##### Record excerpts

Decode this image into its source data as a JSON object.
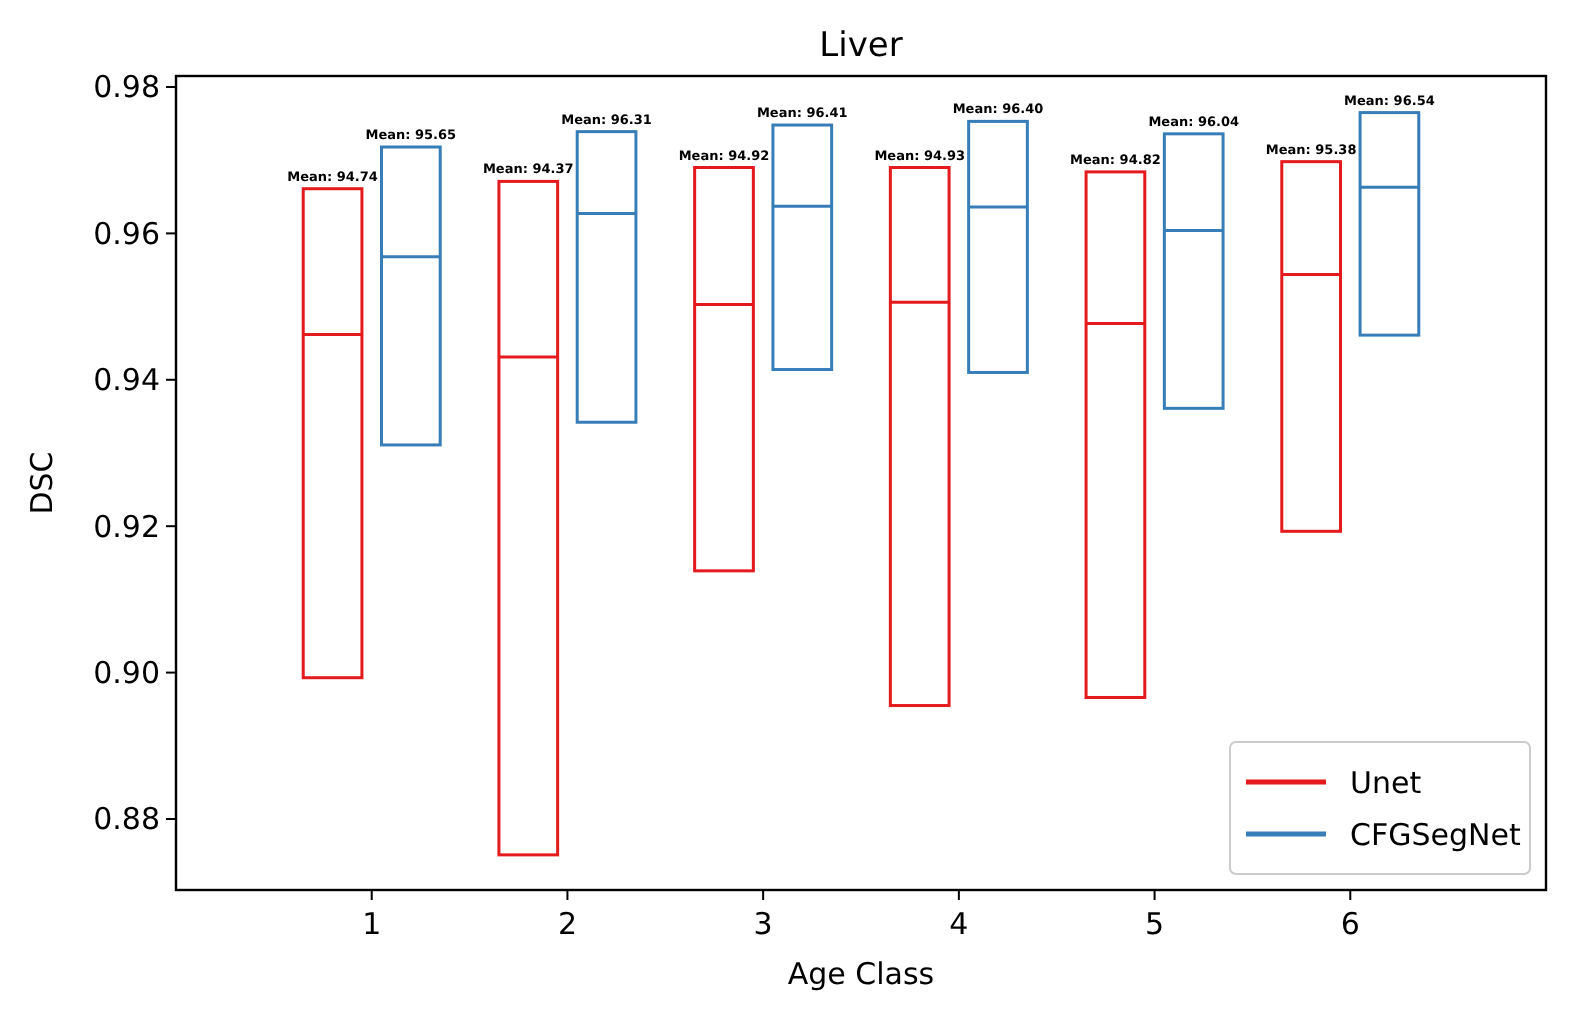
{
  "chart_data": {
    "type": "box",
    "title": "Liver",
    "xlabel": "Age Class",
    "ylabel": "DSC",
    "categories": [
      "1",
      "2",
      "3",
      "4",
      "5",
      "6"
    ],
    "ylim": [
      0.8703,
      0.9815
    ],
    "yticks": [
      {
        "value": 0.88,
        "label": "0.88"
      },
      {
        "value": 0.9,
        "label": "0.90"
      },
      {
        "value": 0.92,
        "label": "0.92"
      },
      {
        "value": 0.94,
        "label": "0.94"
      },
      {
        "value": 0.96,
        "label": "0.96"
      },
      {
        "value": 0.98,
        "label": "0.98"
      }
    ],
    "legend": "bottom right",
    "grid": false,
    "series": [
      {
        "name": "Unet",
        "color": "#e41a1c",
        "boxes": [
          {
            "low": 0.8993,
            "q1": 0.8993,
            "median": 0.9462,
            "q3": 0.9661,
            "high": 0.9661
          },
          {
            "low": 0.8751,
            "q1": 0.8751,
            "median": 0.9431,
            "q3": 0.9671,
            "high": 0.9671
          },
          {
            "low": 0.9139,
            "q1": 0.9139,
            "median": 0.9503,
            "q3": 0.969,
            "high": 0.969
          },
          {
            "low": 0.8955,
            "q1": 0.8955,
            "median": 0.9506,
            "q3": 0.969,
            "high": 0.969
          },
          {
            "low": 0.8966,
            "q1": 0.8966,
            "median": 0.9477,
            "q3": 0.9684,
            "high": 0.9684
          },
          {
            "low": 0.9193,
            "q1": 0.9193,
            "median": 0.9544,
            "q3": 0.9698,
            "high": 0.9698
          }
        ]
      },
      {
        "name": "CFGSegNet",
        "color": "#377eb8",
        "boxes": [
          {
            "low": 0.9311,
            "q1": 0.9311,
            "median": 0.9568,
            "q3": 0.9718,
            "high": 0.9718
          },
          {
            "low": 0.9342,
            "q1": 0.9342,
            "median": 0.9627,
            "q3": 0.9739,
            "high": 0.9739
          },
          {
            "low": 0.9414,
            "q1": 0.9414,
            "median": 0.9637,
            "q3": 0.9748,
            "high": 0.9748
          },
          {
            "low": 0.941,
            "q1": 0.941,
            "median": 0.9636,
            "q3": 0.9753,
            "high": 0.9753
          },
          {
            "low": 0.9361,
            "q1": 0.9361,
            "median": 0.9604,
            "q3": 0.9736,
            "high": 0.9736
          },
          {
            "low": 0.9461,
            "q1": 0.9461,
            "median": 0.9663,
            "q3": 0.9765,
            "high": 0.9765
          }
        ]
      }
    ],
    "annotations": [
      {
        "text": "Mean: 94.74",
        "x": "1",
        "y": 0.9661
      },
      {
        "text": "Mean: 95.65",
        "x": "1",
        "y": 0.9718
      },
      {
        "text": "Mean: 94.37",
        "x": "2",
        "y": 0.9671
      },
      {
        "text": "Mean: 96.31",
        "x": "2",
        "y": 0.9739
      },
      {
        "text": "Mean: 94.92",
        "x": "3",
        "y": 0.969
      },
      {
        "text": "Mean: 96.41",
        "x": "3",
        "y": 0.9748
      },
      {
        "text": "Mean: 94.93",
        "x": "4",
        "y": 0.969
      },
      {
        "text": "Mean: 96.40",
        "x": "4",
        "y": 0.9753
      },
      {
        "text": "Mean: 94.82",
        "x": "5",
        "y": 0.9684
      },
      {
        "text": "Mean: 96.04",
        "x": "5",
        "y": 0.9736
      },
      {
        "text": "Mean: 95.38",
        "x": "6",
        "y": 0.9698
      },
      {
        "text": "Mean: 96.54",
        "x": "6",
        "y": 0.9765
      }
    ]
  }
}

##########

## Task directions
Search the lines for the string "value" and copy every line that has it.

## Result of this task
        "value": 0.88,
        "value": 0.9,
        "value": 0.92,
        "value": 0.94,
        "value": 0.96,
        "value": 0.98,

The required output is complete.